_Task instructions_.
Copy each line of the listing below exactly.

_Provided entries_.
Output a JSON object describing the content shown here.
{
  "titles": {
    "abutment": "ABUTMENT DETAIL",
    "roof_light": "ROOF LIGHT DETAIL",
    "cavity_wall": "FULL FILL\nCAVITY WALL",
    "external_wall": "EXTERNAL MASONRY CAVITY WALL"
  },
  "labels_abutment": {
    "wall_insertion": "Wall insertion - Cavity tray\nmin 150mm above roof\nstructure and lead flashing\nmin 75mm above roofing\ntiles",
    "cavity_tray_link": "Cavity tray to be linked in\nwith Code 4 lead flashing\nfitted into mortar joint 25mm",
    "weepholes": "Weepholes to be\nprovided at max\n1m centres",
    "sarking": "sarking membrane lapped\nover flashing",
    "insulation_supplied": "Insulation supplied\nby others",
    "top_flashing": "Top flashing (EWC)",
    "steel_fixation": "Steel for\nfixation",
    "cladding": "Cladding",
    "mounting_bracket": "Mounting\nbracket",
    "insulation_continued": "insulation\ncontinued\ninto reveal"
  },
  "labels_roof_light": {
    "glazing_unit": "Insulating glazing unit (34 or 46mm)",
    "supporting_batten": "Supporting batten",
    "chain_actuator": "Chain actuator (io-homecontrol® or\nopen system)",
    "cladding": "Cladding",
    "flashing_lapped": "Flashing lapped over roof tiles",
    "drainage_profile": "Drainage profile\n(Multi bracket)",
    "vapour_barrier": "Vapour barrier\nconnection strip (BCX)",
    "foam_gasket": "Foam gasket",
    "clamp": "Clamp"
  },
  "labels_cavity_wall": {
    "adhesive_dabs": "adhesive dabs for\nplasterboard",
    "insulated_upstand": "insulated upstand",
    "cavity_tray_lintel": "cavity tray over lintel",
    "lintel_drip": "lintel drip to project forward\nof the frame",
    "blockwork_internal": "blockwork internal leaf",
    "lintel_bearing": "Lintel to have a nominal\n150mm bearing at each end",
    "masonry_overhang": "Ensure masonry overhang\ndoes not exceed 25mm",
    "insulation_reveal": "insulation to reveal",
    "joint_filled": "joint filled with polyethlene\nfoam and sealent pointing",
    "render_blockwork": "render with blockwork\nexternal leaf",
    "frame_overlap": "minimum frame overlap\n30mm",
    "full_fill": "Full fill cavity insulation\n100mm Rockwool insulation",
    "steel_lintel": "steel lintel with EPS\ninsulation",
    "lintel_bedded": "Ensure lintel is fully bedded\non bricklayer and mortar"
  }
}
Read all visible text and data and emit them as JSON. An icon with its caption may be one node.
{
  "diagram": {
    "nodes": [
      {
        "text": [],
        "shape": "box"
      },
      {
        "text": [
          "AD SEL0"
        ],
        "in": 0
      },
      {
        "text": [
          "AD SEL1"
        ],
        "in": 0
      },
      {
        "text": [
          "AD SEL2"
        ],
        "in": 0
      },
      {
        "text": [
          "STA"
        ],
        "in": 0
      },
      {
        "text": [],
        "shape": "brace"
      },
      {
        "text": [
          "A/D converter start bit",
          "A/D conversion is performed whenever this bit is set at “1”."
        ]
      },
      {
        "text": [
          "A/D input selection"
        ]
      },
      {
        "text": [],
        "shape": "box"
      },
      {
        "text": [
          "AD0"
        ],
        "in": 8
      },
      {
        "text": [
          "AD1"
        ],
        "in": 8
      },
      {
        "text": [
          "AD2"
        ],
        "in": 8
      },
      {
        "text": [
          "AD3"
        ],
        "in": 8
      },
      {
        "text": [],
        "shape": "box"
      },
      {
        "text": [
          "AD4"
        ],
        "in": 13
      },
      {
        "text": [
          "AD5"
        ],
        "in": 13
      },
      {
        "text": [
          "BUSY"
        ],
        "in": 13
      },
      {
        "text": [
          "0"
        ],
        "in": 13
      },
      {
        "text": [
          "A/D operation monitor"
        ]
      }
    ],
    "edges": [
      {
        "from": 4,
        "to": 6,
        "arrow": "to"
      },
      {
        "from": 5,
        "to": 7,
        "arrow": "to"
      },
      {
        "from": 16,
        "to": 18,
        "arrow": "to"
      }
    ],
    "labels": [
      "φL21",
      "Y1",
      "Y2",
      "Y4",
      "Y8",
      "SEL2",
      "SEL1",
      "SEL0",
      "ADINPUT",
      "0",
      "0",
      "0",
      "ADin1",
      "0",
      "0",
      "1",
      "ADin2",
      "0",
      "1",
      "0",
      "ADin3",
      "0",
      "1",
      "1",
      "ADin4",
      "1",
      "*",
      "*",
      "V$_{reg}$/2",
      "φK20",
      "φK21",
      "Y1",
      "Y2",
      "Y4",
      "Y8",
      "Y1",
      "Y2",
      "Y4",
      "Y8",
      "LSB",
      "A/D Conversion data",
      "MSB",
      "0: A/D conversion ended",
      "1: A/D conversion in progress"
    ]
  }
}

_Expected answer_.
Output a JSON object describing the content shown here.
{
  "titles": {
    "abutment": "ABUTMENT DETAIL",
    "roof_light": "ROOF LIGHT DETAIL",
    "cavity_wall": "FULL FILL\nCAVITY WALL",
    "external_wall": "EXTERNAL MASONRY CAVITY WALL"
  },
  "labels_abutment": {
    "wall_insertion": "Wall insertion - Cavity tray\nmin 150mm above roof\nstructure and lead flashing\nmin 75mm above roofing\ntiles",
    "cavity_tray_link": "Cavity tray to be linked in\nwith Code 4 lead flashing\nfitted into mortar joint 25mm",
    "weepholes": "Weepholes to be\nprovided at max\n1m centres",
    "sarking": "sarking membrane lapped\nover flashing",
    "insulation_supplied": "Insulation supplied\nby others",
    "top_flashing": "Top flashing (EWC)",
    "steel_fixation": "Steel for\nfixation",
    "cladding": "Cladding",
    "mounting_bracket": "Mounting\nbracket",
    "insulation_continued": "insulation\ncontinued\ninto reveal"
  },
  "labels_roof_light": {
    "glazing_unit": "Insulating glazing unit (34 or 46mm)",
    "supporting_batten": "Supporting batten",
    "chain_actuator": "Chain actuator (io-homecontrol® or\nopen system)",
    "cladding": "Cladding",
    "flashing_lapped": "Flashing lapped over roof tiles",
    "drainage_profile": "Drainage profile\n(Multi bracket)",
    "vapour_barrier": "Vapour barrier\nconnection strip (BCX)",
    "foam_gasket": "Foam gasket",
    "clamp": "Clamp"
  },
  "labels_cavity_wall": {
    "adhesive_dabs": "adhesive dabs for\nplasterboard",
    "insulated_upstand": "insulated upstand",
    "cavity_tray_lintel": "cavity tray over lintel",
    "lintel_drip": "lintel drip to project forward\nof the frame",
    "blockwork_internal": "blockwork internal leaf",
    "lintel_bearing": "Lintel to have a nominal\n150mm bearing at each end",
    "masonry_overhang": "Ensure masonry overhang\ndoes not exceed 25mm",
    "insulation_reveal": "insulation to reveal",
    "joint_filled": "joint filled with polyethlene\nfoam and sealent pointing",
    "render_blockwork": "render with blockwork\nexternal leaf",
    "frame_overlap": "minimum frame overlap\n30mm",
    "full_fill": "Full fill cavity insulation\n100mm Rockwool insulation",
    "steel_lintel": "steel lintel with EPS\ninsulation",
    "lintel_bedded": "Ensure lintel is fully bedded\non bricklayer and mortar"
  }
}
Read all visible text and data and emit them as JSON. An icon with its caption may be one node.
{
  "diagram": {
    "nodes": [
      {
        "text": [],
        "shape": "box"
      },
      {
        "text": [
          "AD SEL0"
        ],
        "in": 0
      },
      {
        "text": [
          "AD SEL1"
        ],
        "in": 0
      },
      {
        "text": [
          "AD SEL2"
        ],
        "in": 0
      },
      {
        "text": [
          "STA"
        ],
        "in": 0
      },
      {
        "text": [],
        "shape": "brace"
      },
      {
        "text": [
          "A/D converter start bit",
          "A/D conversion is performed whenever this bit is set at “1”."
        ]
      },
      {
        "text": [
          "A/D input selection"
        ]
      },
      {
        "text": [],
        "shape": "box"
      },
      {
        "text": [
          "AD0"
        ],
        "in": 8
      },
      {
        "text": [
          "AD1"
        ],
        "in": 8
      },
      {
        "text": [
          "AD2"
        ],
        "in": 8
      },
      {
        "text": [
          "AD3"
        ],
        "in": 8
      },
      {
        "text": [],
        "shape": "box"
      },
      {
        "text": [
          "AD4"
        ],
        "in": 13
      },
      {
        "text": [
          "AD5"
        ],
        "in": 13
      },
      {
        "text": [
          "BUSY"
        ],
        "in": 13
      },
      {
        "text": [
          "0"
        ],
        "in": 13
      },
      {
        "text": [
          "A/D operation monitor"
        ]
      }
    ],
    "edges": [
      {
        "from": 4,
        "to": 6,
        "arrow": "to"
      },
      {
        "from": 5,
        "to": 7,
        "arrow": "to"
      },
      {
        "from": 16,
        "to": 18,
        "arrow": "to"
      }
    ],
    "labels": [
      "φL21",
      "Y1",
      "Y2",
      "Y4",
      "Y8",
      "SEL2",
      "SEL1",
      "SEL0",
      "ADINPUT",
      "0",
      "0",
      "0",
      "ADin1",
      "0",
      "0",
      "1",
      "ADin2",
      "0",
      "1",
      "0",
      "ADin3",
      "0",
      "1",
      "1",
      "ADin4",
      "1",
      "*",
      "*",
      "V$_{reg}$/2",
      "φK20",
      "φK21",
      "Y1",
      "Y2",
      "Y4",
      "Y8",
      "Y1",
      "Y2",
      "Y4",
      "Y8",
      "LSB",
      "A/D Conversion data",
      "MSB",
      "0: A/D conversion ended",
      "1: A/D conversion in progress"
    ]
  }
}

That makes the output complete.